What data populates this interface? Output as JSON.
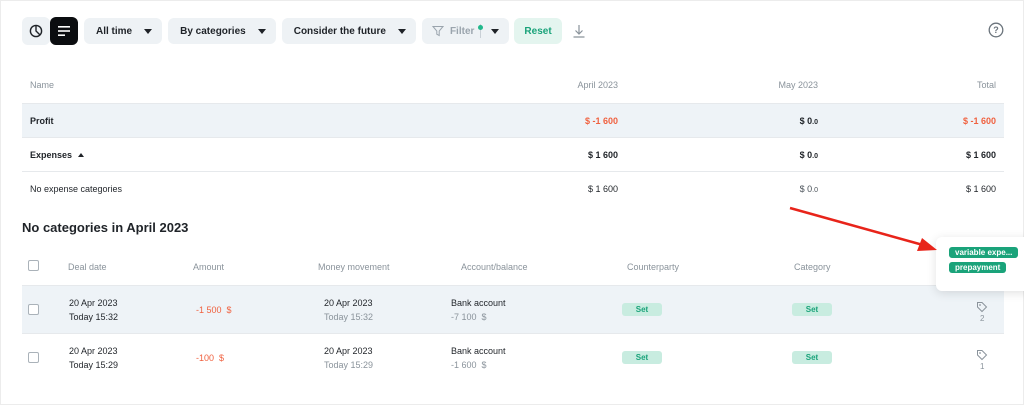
{
  "toolbar": {
    "period_label": "All time",
    "group_label": "By categories",
    "future_label": "Consider the future",
    "filter_label": "Filter",
    "reset_label": "Reset"
  },
  "summary": {
    "headers": {
      "name": "Name",
      "april": "April 2023",
      "may": "May 2023",
      "total": "Total"
    },
    "profit": {
      "name": "Profit",
      "april": "$ -1 600",
      "may_int": "$ 0",
      "may_dec": ".0",
      "total": "$ -1 600"
    },
    "expenses": {
      "name": "Expenses",
      "april": "$ 1 600",
      "may_int": "$ 0",
      "may_dec": ".0",
      "total": "$ 1 600"
    },
    "no_expense": {
      "name": "No expense categories",
      "april": "$ 1 600",
      "may_int": "$ 0",
      "may_dec": ".0",
      "total": "$ 1 600"
    }
  },
  "section_title": "No categories in April 2023",
  "transactions": {
    "headers": {
      "deal_date": "Deal date",
      "amount": "Amount",
      "money_movement": "Money movement",
      "account": "Account/balance",
      "counterparty": "Counterparty",
      "category": "Category"
    },
    "rows": [
      {
        "date": "20 Apr 2023",
        "time": "Today 15:32",
        "amount": "-1 500  $",
        "mm_date": "20 Apr 2023",
        "mm_time": "Today 15:32",
        "account": "Bank account",
        "balance": "-7 100  $",
        "counterparty": "Set",
        "category": "Set",
        "tag_count": "2"
      },
      {
        "date": "20 Apr 2023",
        "time": "Today 15:29",
        "amount": "-100  $",
        "mm_date": "20 Apr 2023",
        "mm_time": "Today 15:29",
        "account": "Bank account",
        "balance": "-1 600  $",
        "counterparty": "Set",
        "category": "Set",
        "tag_count": "1"
      }
    ]
  },
  "popover": {
    "tags": [
      "variable expe...",
      "prepayment"
    ]
  },
  "colors": {
    "accent": "#1aa37a",
    "negative": "#f0613f",
    "annotation_arrow": "#e8241a"
  },
  "icons": [
    "pie-chart-icon",
    "list-icon",
    "chevron-down-icon",
    "filter-icon",
    "download-icon",
    "help-icon",
    "tag-icon"
  ]
}
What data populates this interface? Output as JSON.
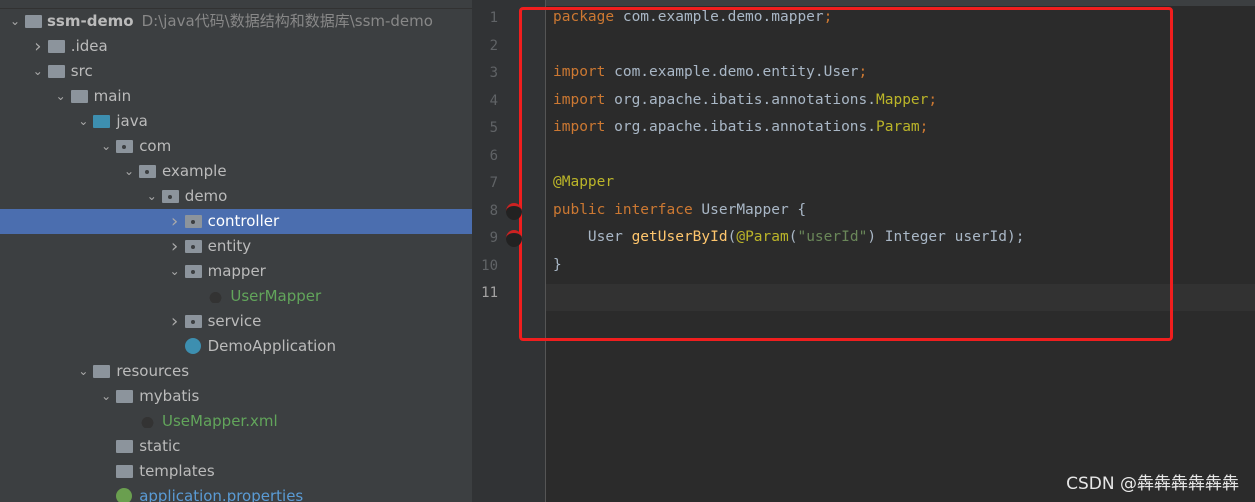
+===+
GIVEN EXERCISE = Copy every line that includes the string "amount" from the material above.

RESPONSE BELOW =
      "amount": "Amount",
        "amount": "-1 500  $",
        "amount": "-100  $",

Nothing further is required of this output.